Exercise requirements = Copy, in full, each line of the material that holds the word "ylabel".

[START OF Records supplied]

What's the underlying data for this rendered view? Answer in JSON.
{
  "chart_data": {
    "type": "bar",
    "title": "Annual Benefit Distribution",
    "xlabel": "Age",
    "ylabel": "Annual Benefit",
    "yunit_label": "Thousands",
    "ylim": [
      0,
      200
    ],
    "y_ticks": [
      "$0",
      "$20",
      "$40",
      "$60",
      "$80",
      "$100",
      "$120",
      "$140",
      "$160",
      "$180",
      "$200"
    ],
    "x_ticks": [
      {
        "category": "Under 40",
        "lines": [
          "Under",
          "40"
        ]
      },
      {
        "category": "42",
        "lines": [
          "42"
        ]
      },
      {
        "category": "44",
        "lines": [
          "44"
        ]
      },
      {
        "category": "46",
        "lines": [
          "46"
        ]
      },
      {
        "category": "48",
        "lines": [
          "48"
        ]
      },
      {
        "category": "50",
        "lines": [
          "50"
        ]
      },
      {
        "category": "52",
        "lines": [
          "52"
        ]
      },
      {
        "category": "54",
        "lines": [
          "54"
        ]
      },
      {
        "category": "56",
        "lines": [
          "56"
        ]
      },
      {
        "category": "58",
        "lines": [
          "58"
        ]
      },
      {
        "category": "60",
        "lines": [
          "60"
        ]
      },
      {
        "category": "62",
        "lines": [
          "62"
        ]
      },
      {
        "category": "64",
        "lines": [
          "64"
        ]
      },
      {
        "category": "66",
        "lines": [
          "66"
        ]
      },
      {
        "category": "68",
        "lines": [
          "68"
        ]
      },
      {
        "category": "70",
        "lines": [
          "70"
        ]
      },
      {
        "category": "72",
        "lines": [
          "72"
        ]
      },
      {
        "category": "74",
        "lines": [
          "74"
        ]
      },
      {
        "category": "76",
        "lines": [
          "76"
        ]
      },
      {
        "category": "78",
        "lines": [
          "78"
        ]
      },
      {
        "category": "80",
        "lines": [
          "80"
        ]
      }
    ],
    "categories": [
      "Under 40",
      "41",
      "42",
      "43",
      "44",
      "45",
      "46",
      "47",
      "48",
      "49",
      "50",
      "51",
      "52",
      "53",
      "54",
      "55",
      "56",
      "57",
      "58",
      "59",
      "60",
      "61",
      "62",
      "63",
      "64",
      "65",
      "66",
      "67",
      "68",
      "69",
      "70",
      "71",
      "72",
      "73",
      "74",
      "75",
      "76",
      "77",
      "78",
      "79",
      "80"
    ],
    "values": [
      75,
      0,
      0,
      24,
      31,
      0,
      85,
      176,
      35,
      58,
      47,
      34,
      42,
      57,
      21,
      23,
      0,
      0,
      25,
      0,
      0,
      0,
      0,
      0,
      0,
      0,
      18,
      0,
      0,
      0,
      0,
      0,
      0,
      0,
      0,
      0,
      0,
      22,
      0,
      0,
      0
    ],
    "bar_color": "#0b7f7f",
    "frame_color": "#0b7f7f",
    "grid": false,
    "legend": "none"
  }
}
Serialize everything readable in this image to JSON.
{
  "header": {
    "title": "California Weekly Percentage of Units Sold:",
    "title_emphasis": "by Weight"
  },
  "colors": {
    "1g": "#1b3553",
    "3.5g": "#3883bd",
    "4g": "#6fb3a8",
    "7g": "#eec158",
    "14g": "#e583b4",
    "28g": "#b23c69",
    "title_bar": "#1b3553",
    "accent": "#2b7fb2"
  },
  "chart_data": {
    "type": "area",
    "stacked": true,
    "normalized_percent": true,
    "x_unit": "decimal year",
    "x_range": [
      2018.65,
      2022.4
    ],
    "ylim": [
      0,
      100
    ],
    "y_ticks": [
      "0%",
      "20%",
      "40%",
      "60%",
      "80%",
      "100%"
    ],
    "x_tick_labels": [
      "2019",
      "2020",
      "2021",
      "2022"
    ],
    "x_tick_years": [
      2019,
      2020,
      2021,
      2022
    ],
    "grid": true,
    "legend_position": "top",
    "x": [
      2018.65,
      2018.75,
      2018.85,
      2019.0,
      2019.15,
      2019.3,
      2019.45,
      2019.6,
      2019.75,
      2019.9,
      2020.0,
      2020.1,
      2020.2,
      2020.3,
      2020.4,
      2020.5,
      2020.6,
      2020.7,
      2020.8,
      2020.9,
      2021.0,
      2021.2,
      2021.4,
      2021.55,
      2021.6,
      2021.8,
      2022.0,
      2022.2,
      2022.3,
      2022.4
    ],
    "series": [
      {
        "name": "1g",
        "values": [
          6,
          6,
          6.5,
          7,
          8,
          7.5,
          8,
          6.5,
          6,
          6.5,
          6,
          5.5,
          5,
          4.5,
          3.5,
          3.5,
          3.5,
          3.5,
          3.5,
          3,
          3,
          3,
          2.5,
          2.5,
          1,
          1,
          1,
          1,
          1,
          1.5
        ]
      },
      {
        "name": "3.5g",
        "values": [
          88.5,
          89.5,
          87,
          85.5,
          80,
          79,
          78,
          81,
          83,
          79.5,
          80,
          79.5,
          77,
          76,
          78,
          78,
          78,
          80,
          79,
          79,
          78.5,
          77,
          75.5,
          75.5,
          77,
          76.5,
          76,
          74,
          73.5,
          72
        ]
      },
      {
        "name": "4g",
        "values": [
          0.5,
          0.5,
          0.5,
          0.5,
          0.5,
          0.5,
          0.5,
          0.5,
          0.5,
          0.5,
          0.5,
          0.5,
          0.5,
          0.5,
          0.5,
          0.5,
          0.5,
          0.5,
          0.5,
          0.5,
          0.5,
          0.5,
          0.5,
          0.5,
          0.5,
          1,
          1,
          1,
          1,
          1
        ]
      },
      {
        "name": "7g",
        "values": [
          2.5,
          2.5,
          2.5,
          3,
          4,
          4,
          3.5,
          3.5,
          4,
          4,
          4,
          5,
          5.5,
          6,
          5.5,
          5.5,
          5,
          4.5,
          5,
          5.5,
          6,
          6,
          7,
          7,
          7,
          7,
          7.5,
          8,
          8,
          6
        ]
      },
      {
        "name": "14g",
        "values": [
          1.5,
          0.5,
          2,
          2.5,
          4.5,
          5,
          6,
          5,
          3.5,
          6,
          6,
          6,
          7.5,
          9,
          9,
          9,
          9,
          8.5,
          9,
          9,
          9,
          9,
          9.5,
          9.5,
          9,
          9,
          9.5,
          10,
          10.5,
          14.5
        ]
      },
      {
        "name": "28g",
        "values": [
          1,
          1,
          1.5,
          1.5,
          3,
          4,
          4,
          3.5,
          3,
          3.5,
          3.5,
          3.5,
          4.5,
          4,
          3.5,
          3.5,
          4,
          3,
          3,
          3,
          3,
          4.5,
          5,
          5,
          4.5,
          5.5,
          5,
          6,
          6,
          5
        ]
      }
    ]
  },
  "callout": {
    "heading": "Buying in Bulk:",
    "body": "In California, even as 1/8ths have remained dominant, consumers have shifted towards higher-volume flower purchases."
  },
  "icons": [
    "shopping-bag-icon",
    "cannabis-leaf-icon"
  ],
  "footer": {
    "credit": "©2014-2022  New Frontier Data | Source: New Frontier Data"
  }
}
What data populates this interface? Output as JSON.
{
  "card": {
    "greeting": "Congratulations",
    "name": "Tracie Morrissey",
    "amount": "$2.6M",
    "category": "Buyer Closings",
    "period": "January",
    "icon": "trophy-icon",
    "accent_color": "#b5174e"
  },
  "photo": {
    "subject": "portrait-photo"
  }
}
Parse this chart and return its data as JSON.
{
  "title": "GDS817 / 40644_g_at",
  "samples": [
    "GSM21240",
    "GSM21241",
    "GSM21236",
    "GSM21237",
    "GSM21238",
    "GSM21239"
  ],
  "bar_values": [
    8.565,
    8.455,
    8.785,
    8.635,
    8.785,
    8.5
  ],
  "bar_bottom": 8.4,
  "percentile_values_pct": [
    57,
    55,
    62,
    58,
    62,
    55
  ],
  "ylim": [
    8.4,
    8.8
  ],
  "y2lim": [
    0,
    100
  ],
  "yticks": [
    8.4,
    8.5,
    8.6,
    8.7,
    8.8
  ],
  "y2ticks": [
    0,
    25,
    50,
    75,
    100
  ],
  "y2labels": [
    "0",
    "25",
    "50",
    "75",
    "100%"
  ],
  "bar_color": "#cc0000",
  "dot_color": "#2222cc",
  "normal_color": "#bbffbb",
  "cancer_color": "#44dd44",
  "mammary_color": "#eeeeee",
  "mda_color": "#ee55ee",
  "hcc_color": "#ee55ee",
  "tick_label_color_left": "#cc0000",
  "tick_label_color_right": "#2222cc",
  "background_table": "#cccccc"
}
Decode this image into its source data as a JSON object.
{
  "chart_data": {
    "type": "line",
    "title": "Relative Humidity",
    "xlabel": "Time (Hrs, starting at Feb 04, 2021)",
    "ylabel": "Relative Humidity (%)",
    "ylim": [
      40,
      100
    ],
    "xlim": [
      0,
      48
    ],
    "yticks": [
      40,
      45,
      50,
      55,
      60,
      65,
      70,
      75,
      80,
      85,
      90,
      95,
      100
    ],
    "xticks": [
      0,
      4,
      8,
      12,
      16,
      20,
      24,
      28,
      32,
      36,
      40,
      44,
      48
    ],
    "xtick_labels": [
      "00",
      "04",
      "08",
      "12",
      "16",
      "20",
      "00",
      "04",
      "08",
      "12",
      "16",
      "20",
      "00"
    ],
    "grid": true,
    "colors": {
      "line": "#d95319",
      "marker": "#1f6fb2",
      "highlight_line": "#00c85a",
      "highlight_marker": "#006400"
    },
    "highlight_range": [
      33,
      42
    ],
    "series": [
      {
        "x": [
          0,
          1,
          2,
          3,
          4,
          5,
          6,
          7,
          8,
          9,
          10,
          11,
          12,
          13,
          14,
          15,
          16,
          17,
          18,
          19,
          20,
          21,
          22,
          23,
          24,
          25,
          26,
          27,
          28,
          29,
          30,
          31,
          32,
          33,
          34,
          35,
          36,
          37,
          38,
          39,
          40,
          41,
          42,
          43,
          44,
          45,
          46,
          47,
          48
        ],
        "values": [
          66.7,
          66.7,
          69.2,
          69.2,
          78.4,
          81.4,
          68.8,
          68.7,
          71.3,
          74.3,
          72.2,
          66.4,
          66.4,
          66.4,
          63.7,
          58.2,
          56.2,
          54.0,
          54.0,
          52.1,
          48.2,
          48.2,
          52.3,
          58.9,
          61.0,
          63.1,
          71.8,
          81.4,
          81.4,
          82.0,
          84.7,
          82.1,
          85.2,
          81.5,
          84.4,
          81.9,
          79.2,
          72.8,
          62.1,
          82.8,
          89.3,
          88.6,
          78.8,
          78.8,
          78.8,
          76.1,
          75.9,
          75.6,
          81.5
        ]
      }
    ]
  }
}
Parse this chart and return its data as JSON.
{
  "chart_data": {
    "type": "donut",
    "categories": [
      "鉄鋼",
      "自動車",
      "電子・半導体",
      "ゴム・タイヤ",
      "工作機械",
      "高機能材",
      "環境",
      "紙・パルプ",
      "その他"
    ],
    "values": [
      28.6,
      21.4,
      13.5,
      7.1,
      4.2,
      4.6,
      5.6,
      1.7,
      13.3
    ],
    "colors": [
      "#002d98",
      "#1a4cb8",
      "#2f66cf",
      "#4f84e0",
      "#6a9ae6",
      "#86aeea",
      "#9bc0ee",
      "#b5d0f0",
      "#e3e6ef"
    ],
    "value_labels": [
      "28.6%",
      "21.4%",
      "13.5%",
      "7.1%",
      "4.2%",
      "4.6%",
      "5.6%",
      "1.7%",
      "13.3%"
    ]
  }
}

[END OF Records supplied]

The output =
    "ylabel": "Annual Benefit",
    "ylabel": "Relative Humidity (%)",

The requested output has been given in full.